=== Fragmento del texto ===

"¿Yo?, a-político" por M. Eugenia Martínez CULTURA NÚMERO 7, Mayo 2011

¿YO?, A-POLÍTICO



Por María Eugenia Martínez
eugeniamartinez@elpancholacoca.com.ar


 “El peor analfabeto es el analfabeto político. No oye, no habla, no participa de los acontecimientos políticos. No sabe que el costo de la vida, el precio de los frijoles, del pan, de la harina, del vestido, del zapato y de los remedios, dependen de decisiones políticas. El analfabeto político es tan burro que se enorgullece y ensancha el pecho diciendo que odia la política. No sabe que de su ignorancia política nace la prostituta, el menor abandonado y el peor de todos los bandidos que es el político corrupto, mequetrefe y lacayo de las empresas nacionales y multinacionales”   
Bertolt Bretch (1898-1956)

=== Datos del conjunto ===

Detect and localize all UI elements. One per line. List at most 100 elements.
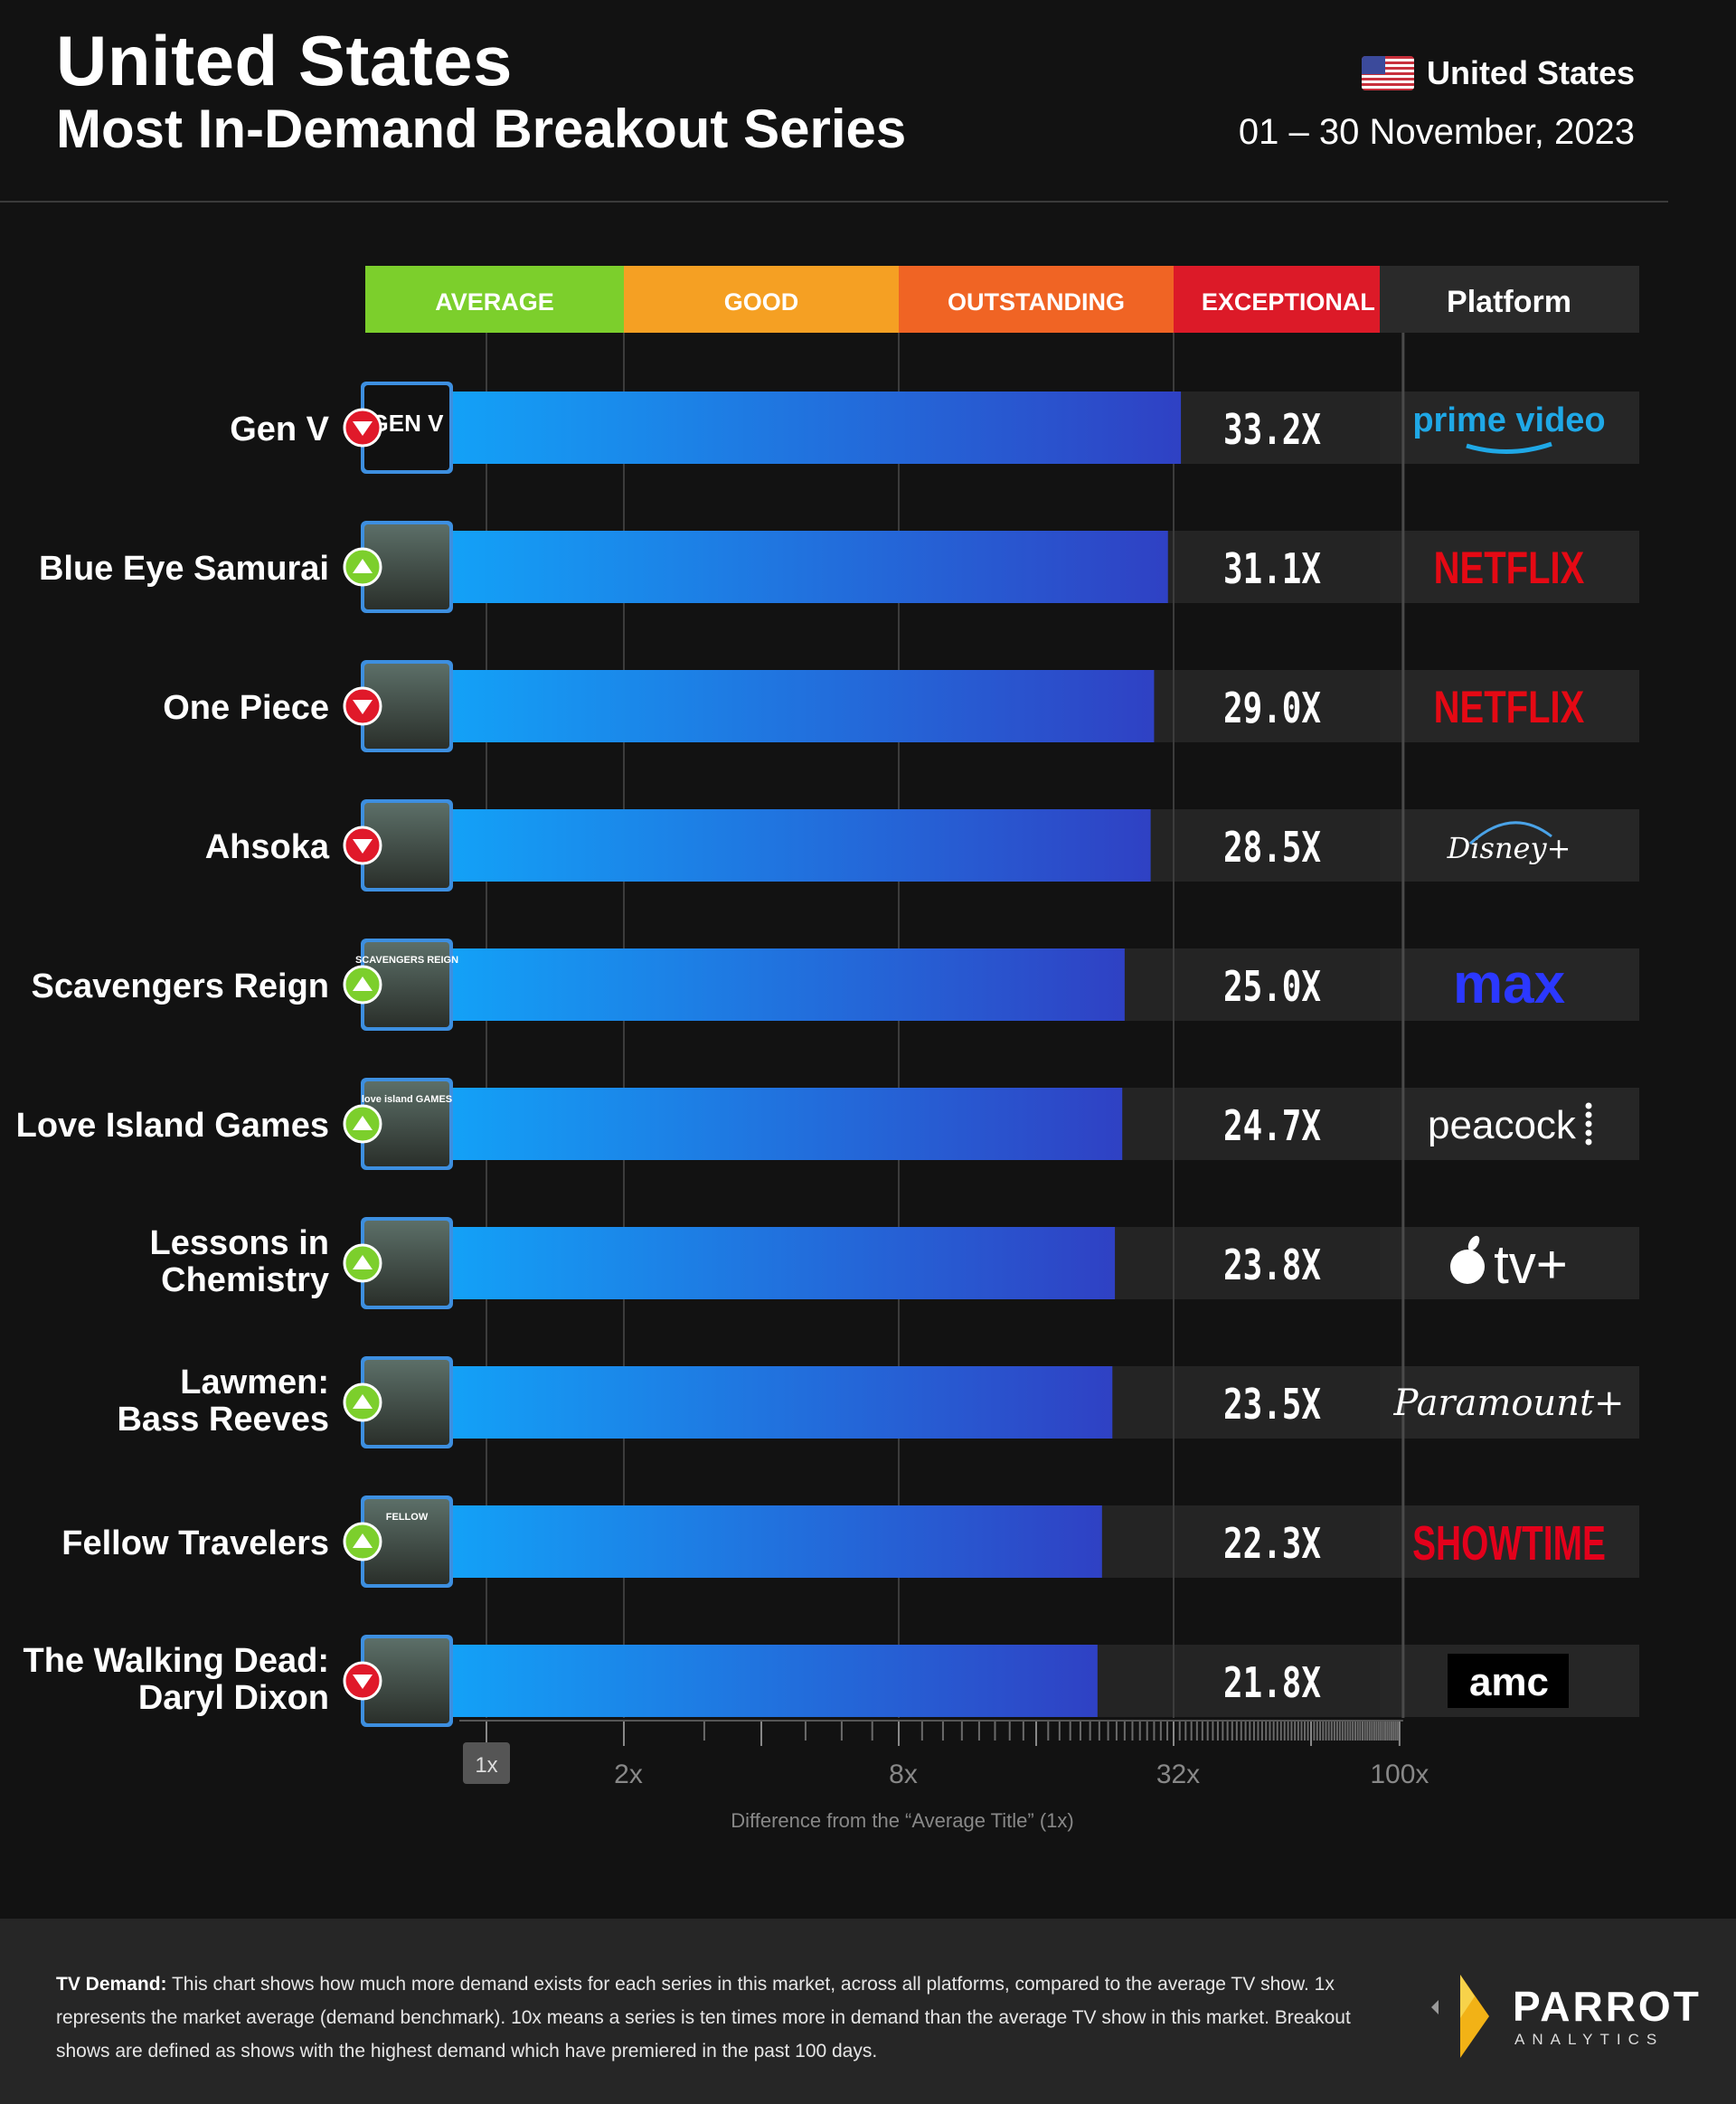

===

## Consigna 1
Reproduce el texto sobre el analfabeto político desde "Por María Eugenia" hasta "Bertolt Bretch (1898-1956)" inclusive, cambiando "frijoles" por "porotos".
## Consigna 2
Según la cita del texto sobre el analfabeto político, ¿quién es el peor de todos los bandidos?

## Respuesta completa 1
Por María Eugenia Martínez
eugeniamartinez@elpancholacoca.com.ar


 “El peor analfabeto es el analfabeto político. No oye, no habla, no participa de los acontecimientos políticos. No sabe que el costo de la vida, el precio de los porotos, del pan, de la harina, del vestido, del zapato y de los remedios, dependen de decisiones políticas. El analfabeto político es tan burro que se enorgullece y ensancha el pecho diciendo que odia la política. No sabe que de su ignorancia política nace la prostituta, el menor abandonado y el peor de todos los bandidos que es el político corrupto, mequetrefe y lacayo de las empresas nacionales y multinacionales”   
Bertolt Bretch (1898-1956)

## Respuesta completa 2
El político corrupto, mequetrefe y lacayo de las empresas nacionales y multinacionales.